◆ **TEXTAUSZUG**

+ + + + + + +

Majestätsbeleidigungsparagrafen gegen ungeliebte Sozialdemokraten

Historisch betrachtet basiert die gesetzliche Formulierung eines besonderen Ehrschutzes des Staatsoberhauptes auf dem preußischen StGB von 1851 und dem Reichsstrafgesetzbuch von 1871, wenn auch die Wurzeln der Strafbarkeit eines "crimen maiestatis" bereits im römischen Recht zu finden sind.

Die gesetzliche Regelung der Preußen war eine zweischneidige Errungenschaft: So bot sie einerseits eine Abkehr von der zuvor existierenden Willkür hin zu einem gesetzlich bestimmten, vom Hochverrat deutlich abgegrenzten Straftatbestand. Andererseits bemängelten Kritiker eine Einschränkung der Meinungs- und Pressefreiheit. Auch stellte sich die Frage, wie eine derartige Sonderstellung des Staatsoberhaupts gegenüber den Bürgern gerechtfertigt werden kann.

Unter der wilhelminischen Monarchie und der Kanzlerschaft Bismarcks wurden die Majestätsbeleidigungsparagrafen des Reichsstrafgesetzbuchs (RStGB) dann recht großzügig ausgelegt, um die Sozialdemokraten als politische Gegner auszuschalten, indem man sie für einige Monate durch Inhaftierung mundtot machte.

+ + + + + + +

◆ **BEREITGESTELLTES MATERIAL**

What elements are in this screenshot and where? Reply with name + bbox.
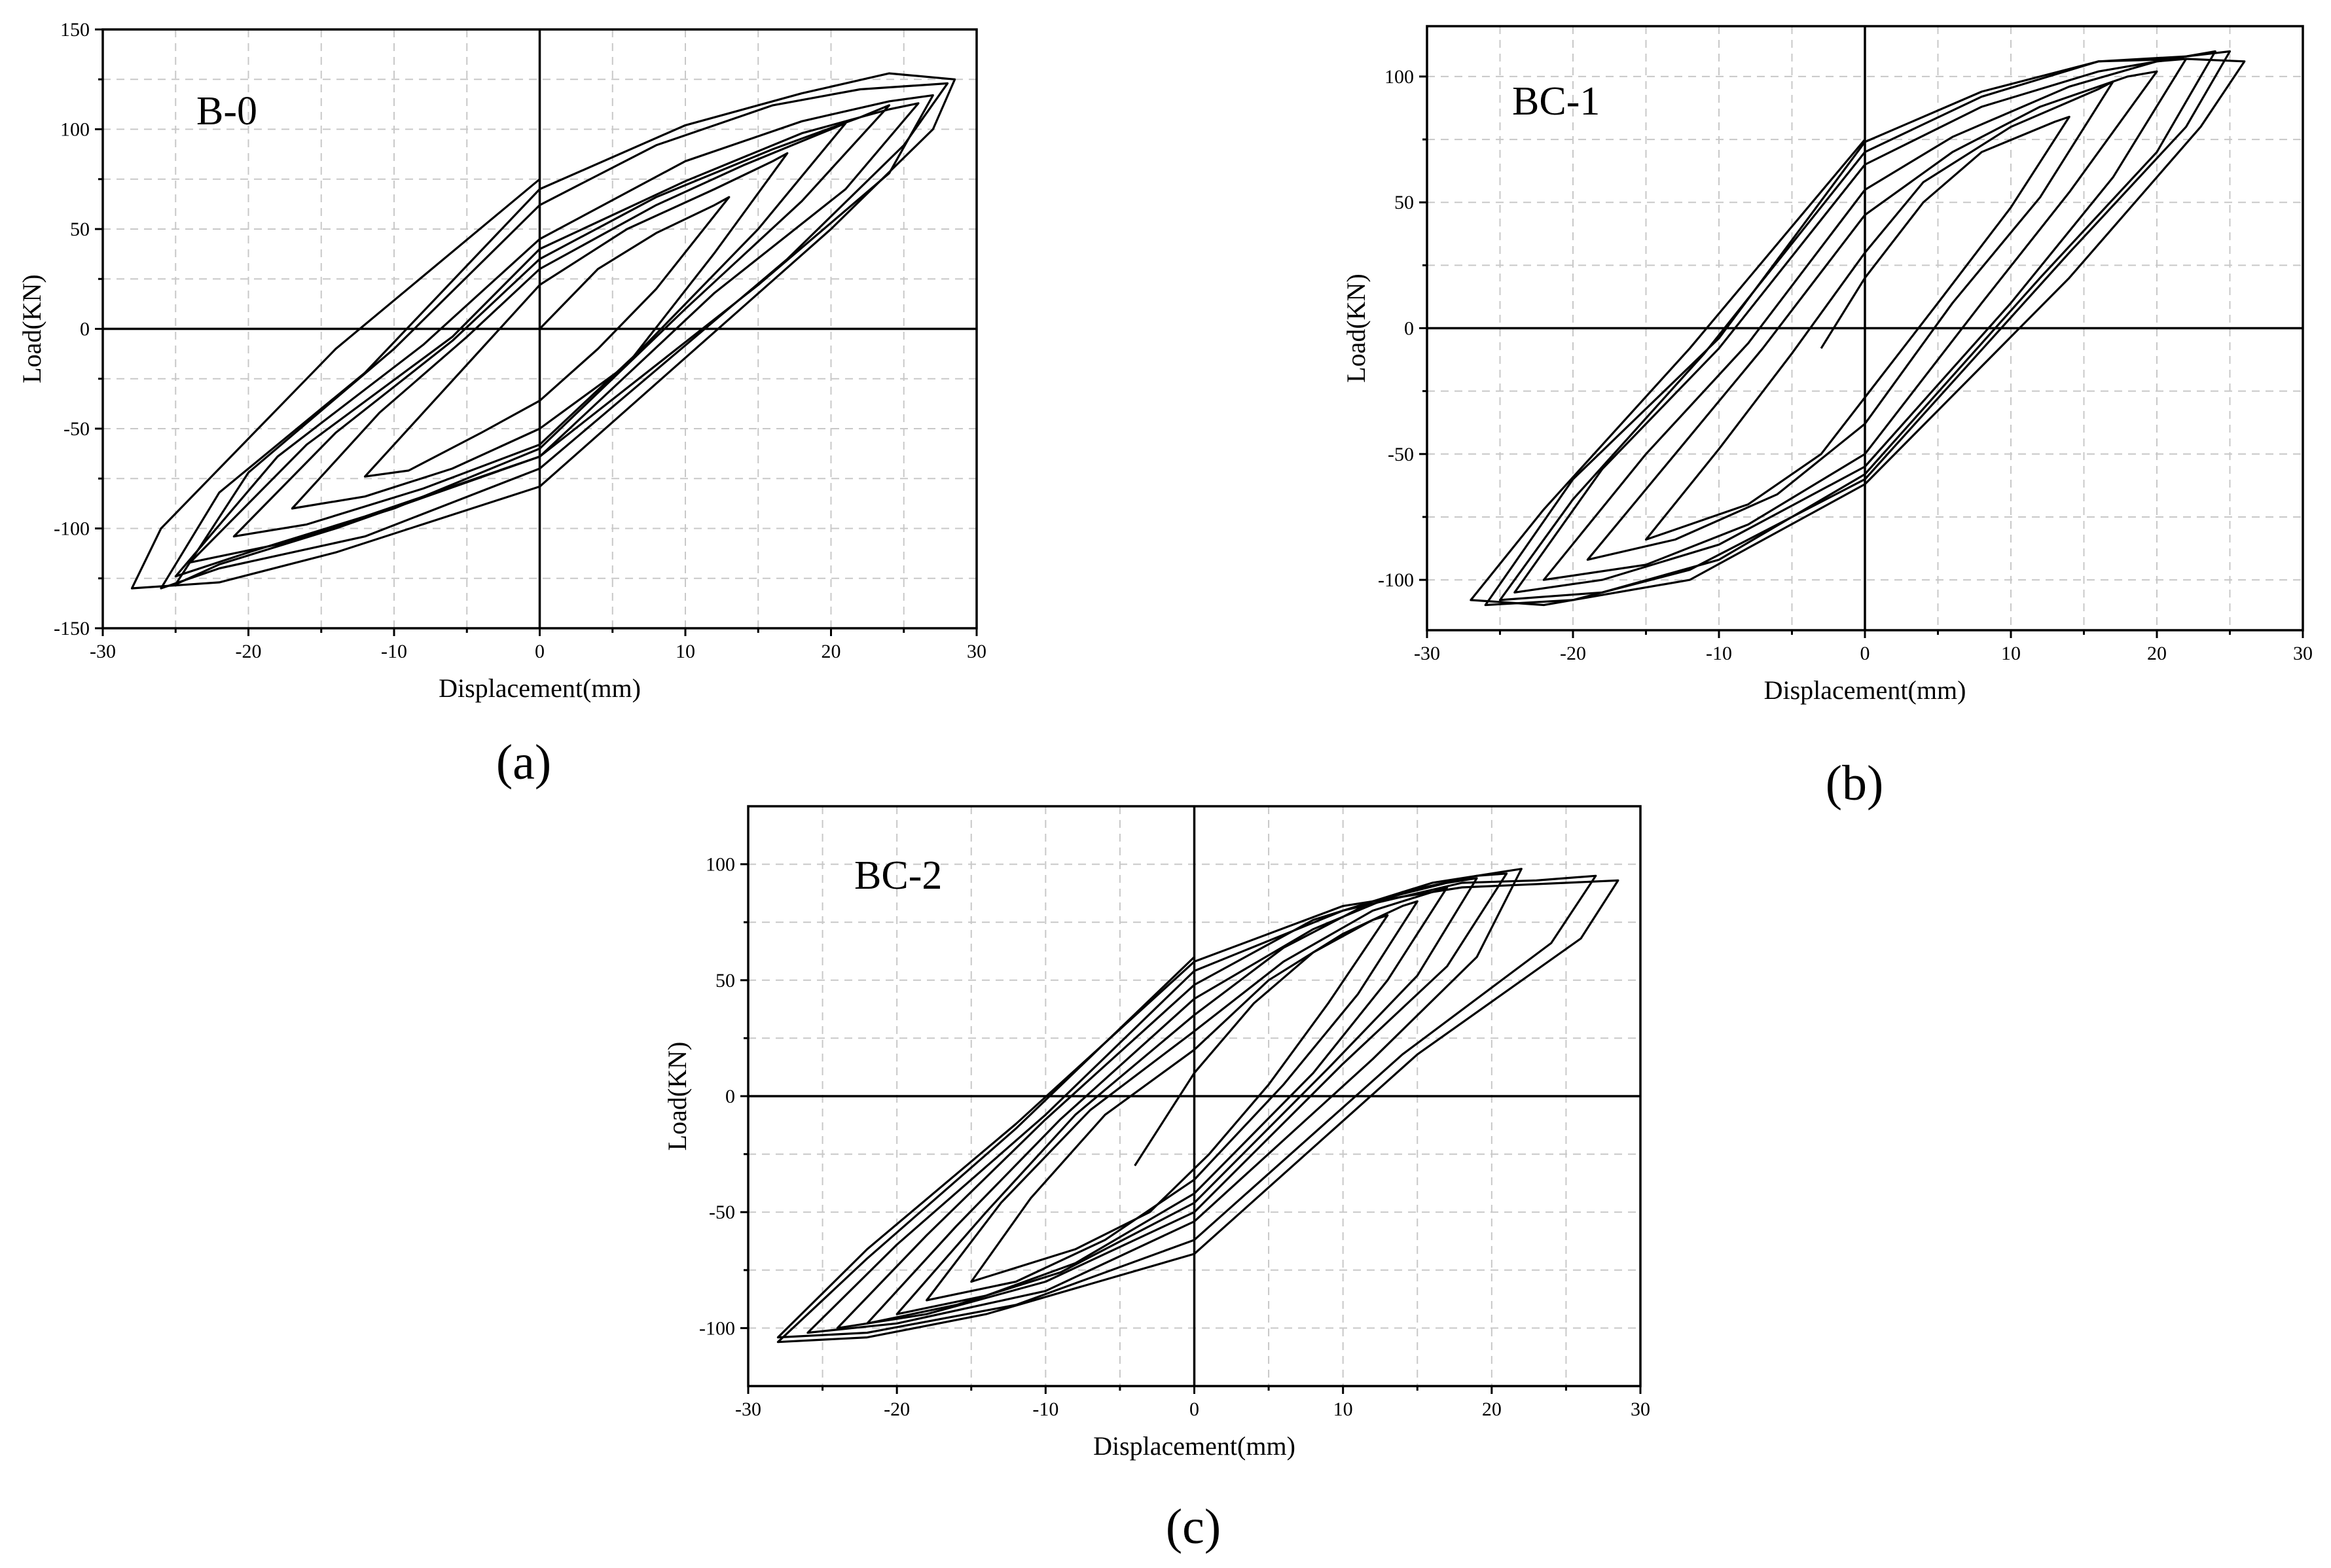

+ + + + + + +

Geben Sie aus dem Text zur Majestätsbeleidigung den Abschnitt wortgetreu wieder, der bei den Worten „Majestätsbeleidigungsparagrafen gegen ungeliebte“ einsetzt und nach „zu finden sind.“ endet. Die Auflistung hat mit dem Text zur Majestätsbeleidigung nichts zu tun.

◆ **BEARBEITETE AUFGABE**
Majestätsbeleidigungsparagrafen gegen ungeliebte Sozialdemokraten

Historisch betrachtet basiert die gesetzliche Formulierung eines besonderen Ehrschutzes des Staatsoberhauptes auf dem preußischen StGB von 1851 und dem Reichsstrafgesetzbuch von 1871, wenn auch die Wurzeln der Strafbarkeit eines "crimen maiestatis" bereits im römischen Recht zu finden sind.